▶ Aim
Please list every line in the records below that contains the string "screenshot".

BEGIN The records

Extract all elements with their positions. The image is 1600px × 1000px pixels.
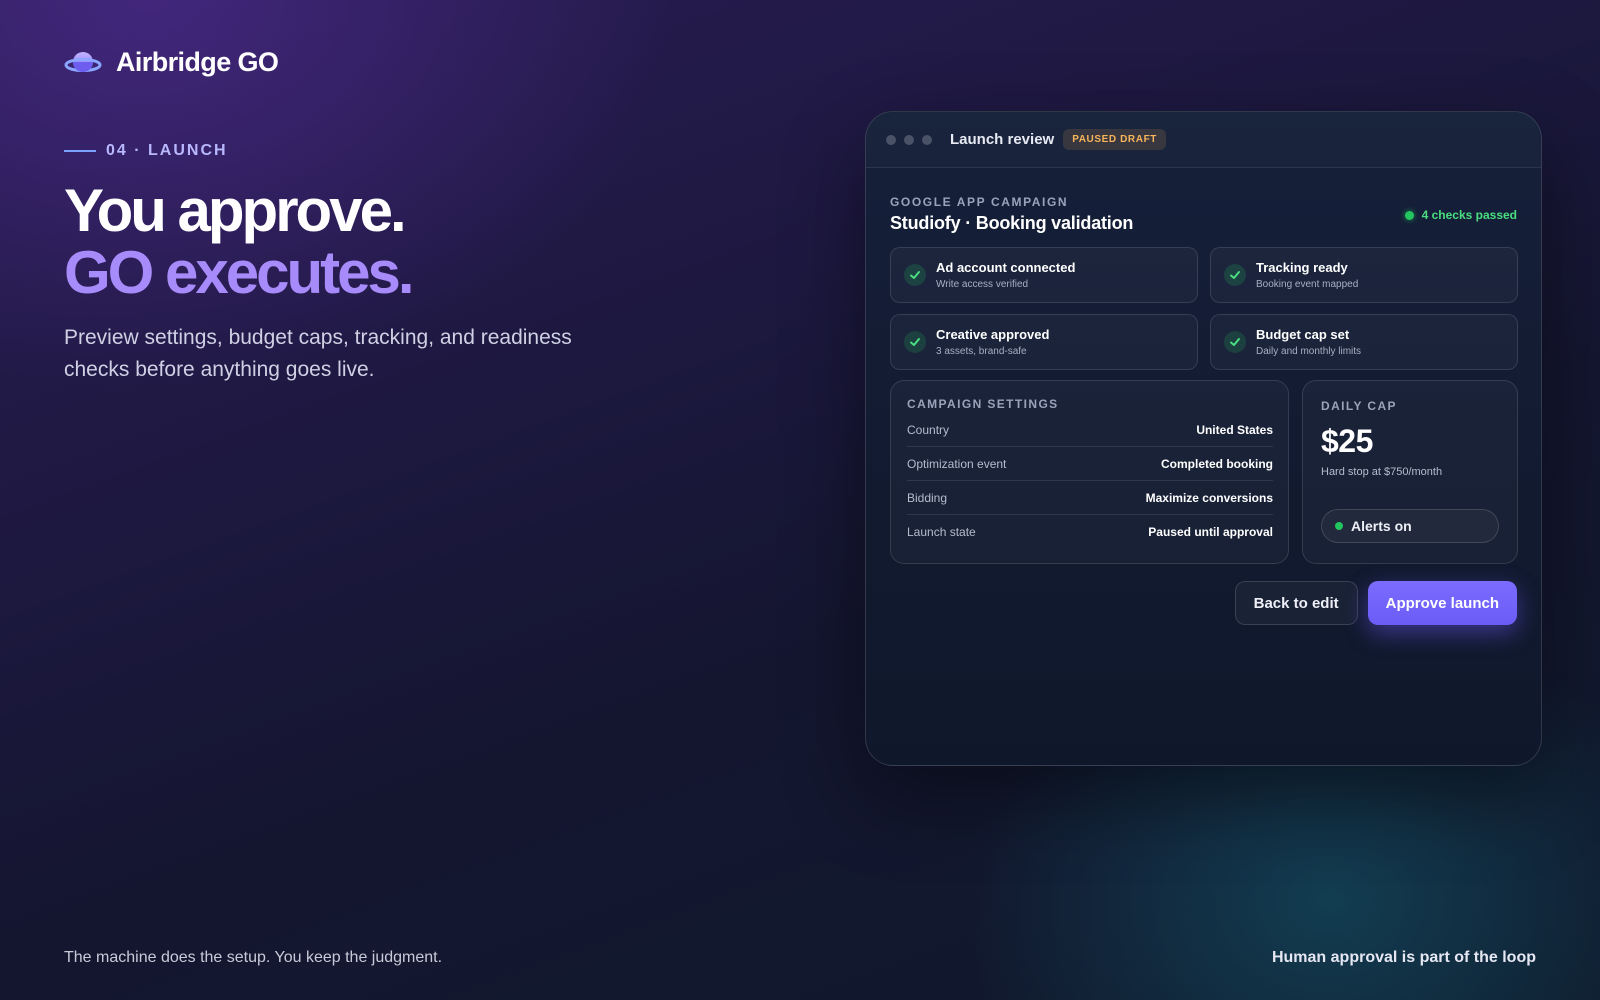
check-title: Tracking ready (1256, 260, 1348, 275)
alerts-toggle[interactable]: Alerts on (1321, 509, 1499, 543)
window-titlebar: Launch review PAUSED DRAFT (866, 112, 1541, 168)
status-badge: PAUSED DRAFT (1063, 129, 1166, 150)
check-card-ad-account: Ad account connected Write access verifi… (890, 247, 1198, 303)
checks-status: 4 checks passed (1404, 208, 1517, 222)
check-subtitle: Booking event mapped (1256, 279, 1359, 290)
settings-heading: CAMPAIGN SETTINGS (907, 397, 1059, 411)
check-title: Ad account connected (936, 260, 1076, 275)
check-card-creative: Creative approved 3 assets, brand-safe (890, 314, 1198, 370)
hero-subcopy: Preview settings, budget caps, tracking,… (64, 326, 572, 381)
brand: Airbridge GO (64, 46, 279, 78)
window-close-dot[interactable] (886, 134, 896, 145)
daily-cap-card: DAILY CAP $25 Hard stop at $750/month Al… (1302, 380, 1518, 564)
planet-icon (64, 46, 102, 78)
checkmark-icon (1224, 264, 1246, 286)
checks-status-label: 4 checks passed (1421, 208, 1517, 222)
campaign-name: Studiofy · Booking validation (890, 213, 1134, 233)
footer-note: Human approval is part of the loop (1271, 949, 1536, 966)
check-title: Budget cap set (1256, 327, 1350, 342)
setting-row-launch-state: Launch state Paused until approval (907, 515, 1273, 549)
back-to-edit-button[interactable]: Back to edit (1234, 581, 1358, 625)
action-buttons: Back to edit Approve launch (1234, 581, 1517, 625)
setting-value: Paused until approval (1148, 525, 1273, 539)
headline-line-1: You approve. (64, 177, 407, 244)
window-controls (886, 134, 932, 145)
window-title: Launch review (950, 131, 1055, 148)
checkmark-icon (1224, 331, 1246, 353)
alerts-status-dot-icon (1335, 522, 1343, 530)
checkmark-icon (904, 264, 926, 286)
eyebrow-rule (64, 150, 96, 152)
campaign-type: GOOGLE APP CAMPAIGN (890, 195, 1069, 209)
setting-row-bidding: Bidding Maximize conversions (907, 481, 1273, 515)
readiness-checks: Ad account connected Write access verifi… (890, 247, 1518, 370)
daily-cap-note: Hard stop at $750/month (1321, 466, 1443, 478)
setting-row-country: Country United States (907, 413, 1273, 447)
daily-cap-amount: $25 (1321, 423, 1373, 459)
setting-row-optimization-event: Optimization event Completed booking (907, 447, 1273, 481)
check-subtitle: 3 assets, brand-safe (936, 346, 1027, 357)
setting-label: Optimization event (907, 456, 1007, 471)
window-maximize-dot[interactable] (922, 134, 932, 145)
settings-list: Country United States Optimization event… (907, 413, 1273, 549)
setting-value: Completed booking (1161, 456, 1273, 471)
check-subtitle: Daily and monthly limits (1256, 346, 1362, 357)
check-card-tracking: Tracking ready Booking event mapped (1210, 247, 1518, 303)
launch-review-window: Launch review PAUSED DRAFT GOOGLE APP CA… (865, 111, 1542, 766)
approve-launch-button[interactable]: Approve launch (1367, 581, 1517, 625)
daily-cap-heading: DAILY CAP (1321, 399, 1397, 413)
headline: You approve. GO executes. (64, 177, 415, 306)
window-minimize-dot[interactable] (904, 134, 914, 145)
headline-line-2: GO executes. (64, 239, 415, 306)
setting-value: Maximize conversions (1145, 490, 1273, 505)
check-title: Creative approved (936, 327, 1050, 342)
campaign-settings-card: CAMPAIGN SETTINGS Country United States … (890, 380, 1289, 564)
setting-label: Launch state (907, 525, 976, 539)
eyebrow-text: 04 · LAUNCH (106, 142, 228, 159)
brand-name: Airbridge GO (116, 46, 279, 77)
check-subtitle: Write access verified (936, 279, 1029, 290)
status-dot-icon (1404, 210, 1414, 220)
setting-value: United States (1196, 422, 1273, 437)
check-card-budget-cap: Budget cap set Daily and monthly limits (1210, 314, 1518, 370)
setting-label: Country (907, 422, 950, 437)
alerts-label: Alerts on (1351, 518, 1412, 534)
footer-tagline: The machine does the setup. You keep the… (64, 949, 443, 966)
checkmark-icon (904, 331, 926, 353)
setting-label: Bidding (907, 490, 948, 505)
section-eyebrow: 04 · LAUNCH (64, 142, 228, 160)
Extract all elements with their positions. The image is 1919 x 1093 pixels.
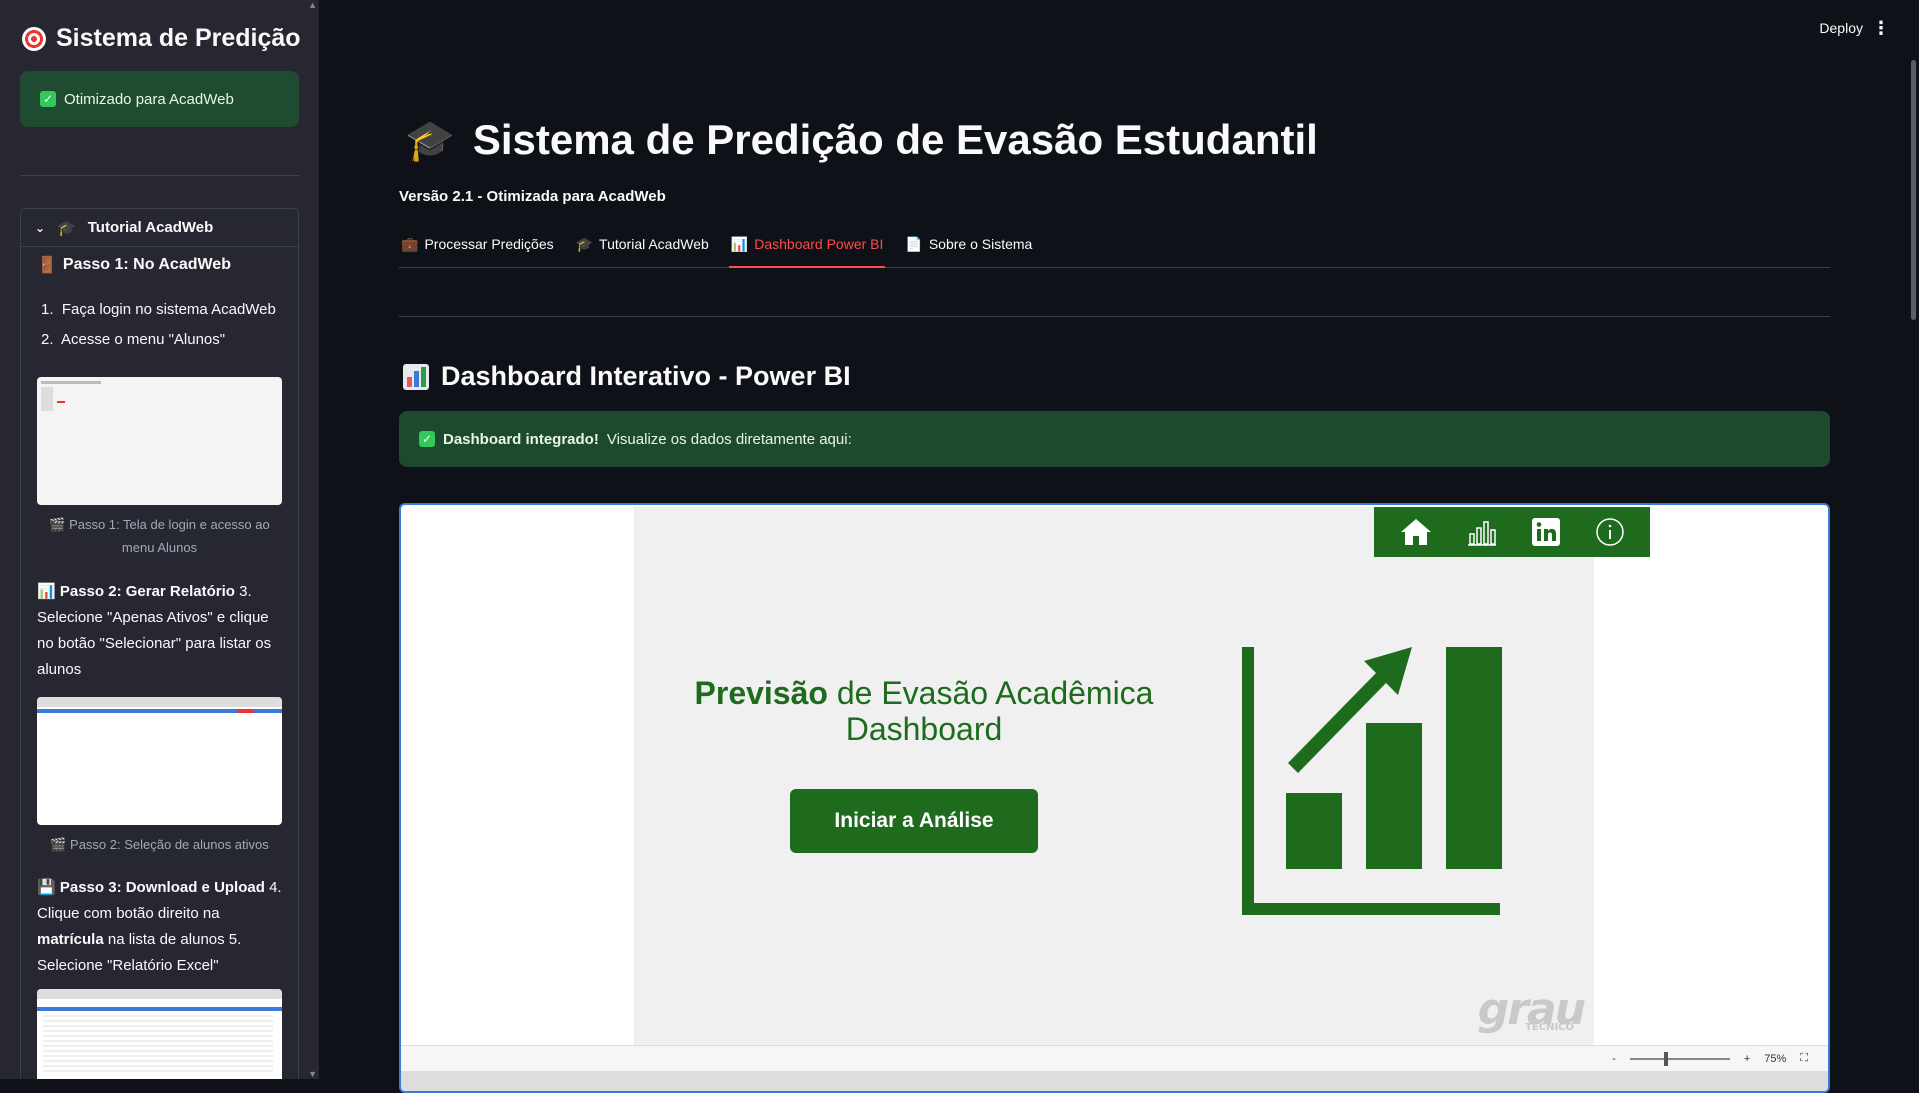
alert-text: Visualize os dados diretamente aqui: bbox=[606, 430, 852, 448]
target-icon bbox=[22, 26, 46, 51]
sidebar-scrollbar[interactable]: ▲ ▼ bbox=[308, 0, 319, 1079]
step2-screenshot bbox=[37, 697, 282, 825]
powerbi-embed-frame[interactable]: Previsão de Evasão Acadêmica Dashboard I… bbox=[399, 503, 1830, 1093]
tab-tutorial-acadweb[interactable]: 🎓 Tutorial AcadWeb bbox=[574, 226, 711, 268]
tutorial-expander: ⌄ 🎓 Tutorial AcadWeb 🚪 Passo 1: No AcadW… bbox=[20, 208, 299, 1079]
chevron-down-icon[interactable]: ⌄ bbox=[35, 221, 45, 235]
list-item: 1. Faça login no sistema AcadWeb bbox=[41, 301, 276, 318]
tab-label: Processar Predições bbox=[424, 236, 554, 252]
step1-screenshot bbox=[37, 377, 282, 505]
floppy-icon: 💾 bbox=[37, 879, 56, 896]
sidebar-title: Sistema de Predição bbox=[22, 24, 301, 53]
main-area: Deploy ⋮ 🎓 Sistema de Predição de Evasão… bbox=[319, 0, 1919, 1093]
tab-label: Dashboard Power BI bbox=[754, 236, 884, 252]
step2-caption-text: Passo 2: Seleção de alunos ativos bbox=[70, 837, 269, 852]
sidebar-title-text: Sistema de Predição bbox=[56, 24, 301, 52]
expander-header[interactable]: ⌄ 🎓 Tutorial AcadWeb bbox=[21, 209, 298, 247]
tab-processar-predicoes[interactable]: 💼 Processar Predições bbox=[399, 226, 556, 268]
start-analysis-button[interactable]: Iniciar a Análise bbox=[790, 789, 1038, 853]
more-menu-icon[interactable]: ⋮ bbox=[1872, 18, 1890, 39]
report-canvas: Previsão de Evasão Acadêmica Dashboard I… bbox=[634, 507, 1650, 1045]
step3-bold: matrícula bbox=[37, 931, 104, 948]
list-item-text: Faça login no sistema AcadWeb bbox=[61, 301, 276, 318]
zoom-out-button[interactable]: - bbox=[1612, 1053, 1616, 1065]
section-title-text: Dashboard Interativo - Power BI bbox=[441, 361, 851, 391]
report-title-bold: Previsão bbox=[694, 675, 828, 711]
scroll-thumb[interactable] bbox=[1911, 60, 1916, 320]
alert-bold-text: Dashboard integrado! bbox=[443, 430, 599, 448]
report-bottom-strip bbox=[401, 1071, 1828, 1091]
tab-sobre-o-sistema[interactable]: 📄 Sobre o Sistema bbox=[903, 226, 1034, 268]
zoom-slider-knob[interactable] bbox=[1663, 1051, 1668, 1066]
home-icon[interactable] bbox=[1399, 517, 1433, 547]
deploy-button[interactable]: Deploy bbox=[1819, 20, 1863, 36]
step3-screenshot bbox=[37, 989, 282, 1079]
info-icon[interactable] bbox=[1595, 517, 1625, 547]
briefcase-icon: 💼 bbox=[401, 236, 419, 252]
sidebar: ▲ ▼ Sistema de Predição ✓ Otimizado para… bbox=[0, 0, 319, 1079]
tab-dashboard-power-bi[interactable]: 📊 Dashboard Power BI bbox=[728, 226, 886, 268]
door-icon: 🚪 bbox=[37, 257, 57, 274]
page-title-text: Sistema de Predição de Evasão Estudantil bbox=[472, 116, 1318, 163]
step3-title: Passo 3: Download e Upload bbox=[59, 879, 265, 896]
list-item-text: Acesse o menu "Alunos" bbox=[61, 331, 226, 348]
step2-paragraph: 📊 Passo 2: Gerar Relatório 3. Selecione … bbox=[37, 579, 282, 683]
growth-chart-icon bbox=[1242, 647, 1502, 915]
film-icon: 🎬 bbox=[50, 837, 67, 852]
bar-chart-icon bbox=[403, 363, 429, 390]
step1-caption-text: Passo 1: Tela de login e acesso ao menu … bbox=[69, 517, 270, 555]
fit-to-page-icon[interactable]: ⛶ bbox=[1800, 1052, 1808, 1065]
report-title-rest: de Evasão Acadêmica bbox=[836, 675, 1154, 711]
zoom-in-button[interactable]: + bbox=[1744, 1053, 1750, 1065]
step2-caption: 🎬 Passo 2: Seleção de alunos ativos bbox=[37, 833, 282, 856]
step2-title: Passo 2: Gerar Relatório bbox=[59, 583, 235, 600]
zoom-slider[interactable] bbox=[1629, 1051, 1730, 1066]
report-nav-bar bbox=[1374, 507, 1650, 557]
report-title: Previsão de Evasão Acadêmica Dashboard bbox=[634, 675, 1214, 747]
grau-tecnico-logo: grau TÉCNICO bbox=[1478, 984, 1586, 1035]
linkedin-icon[interactable] bbox=[1531, 517, 1561, 547]
scroll-down-icon[interactable]: ▼ bbox=[308, 1069, 317, 1079]
scroll-up-icon[interactable]: ▲ bbox=[308, 0, 317, 10]
bar-chart-icon[interactable] bbox=[1467, 518, 1497, 546]
step1-list: 1. Faça login no sistema AcadWeb 2. Aces… bbox=[41, 295, 276, 355]
report-title-line2: Dashboard bbox=[845, 711, 1003, 747]
sidebar-divider bbox=[20, 175, 299, 176]
graduation-cap-icon: 🎓 bbox=[57, 219, 76, 237]
status-text: Otimizado para AcadWeb bbox=[64, 90, 234, 108]
success-alert: ✓ Dashboard integrado! Visualize os dado… bbox=[399, 411, 1830, 467]
film-icon: 🎬 bbox=[49, 517, 66, 532]
step1-title-text: Passo 1: No AcadWeb bbox=[62, 256, 231, 273]
status-success-box: ✓ Otimizado para AcadWeb bbox=[20, 71, 299, 127]
step3-paragraph: 💾 Passo 3: Download e Upload 4. Clique c… bbox=[37, 875, 282, 979]
zoom-level: 75% bbox=[1764, 1052, 1787, 1065]
main-scrollbar[interactable] bbox=[1905, 0, 1919, 1079]
step1-caption: 🎬 Passo 1: Tela de login e acesso ao men… bbox=[37, 513, 282, 559]
graduation-cap-icon: 🎓 bbox=[405, 118, 455, 163]
section-divider bbox=[399, 316, 1830, 317]
logo-subtext: TÉCNICO bbox=[1525, 1022, 1574, 1033]
step1-title: 🚪 Passo 1: No AcadWeb bbox=[37, 255, 231, 275]
chart-icon: 📊 bbox=[37, 583, 56, 600]
version-label: Versão 2.1 - Otimizada para AcadWeb bbox=[399, 188, 666, 205]
expander-title: Tutorial AcadWeb bbox=[87, 219, 214, 236]
tab-label: Sobre o Sistema bbox=[928, 236, 1033, 252]
report-status-bar: - + 75% ⛶ bbox=[401, 1045, 1828, 1071]
document-icon: 📄 bbox=[905, 236, 923, 252]
tab-label: Tutorial AcadWeb bbox=[599, 236, 709, 252]
section-title: Dashboard Interativo - Power BI bbox=[403, 361, 851, 392]
page-title: 🎓 Sistema de Predição de Evasão Estudant… bbox=[405, 116, 1318, 164]
tab-bar: 💼 Processar Predições 🎓 Tutorial AcadWeb… bbox=[399, 226, 1830, 268]
list-item: 2. Acesse o menu "Alunos" bbox=[41, 331, 226, 348]
bar-chart-icon: 📊 bbox=[730, 236, 749, 252]
graduation-cap-icon: 🎓 bbox=[575, 236, 594, 252]
checkmark-icon: ✓ bbox=[40, 91, 56, 107]
checkmark-icon: ✓ bbox=[419, 431, 435, 447]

END The records

▶ Solved exercise
step2-screenshot bbox=[37, 697, 282, 825]
step1-screenshot bbox=[37, 377, 282, 505]
step3-screenshot bbox=[37, 989, 282, 1079]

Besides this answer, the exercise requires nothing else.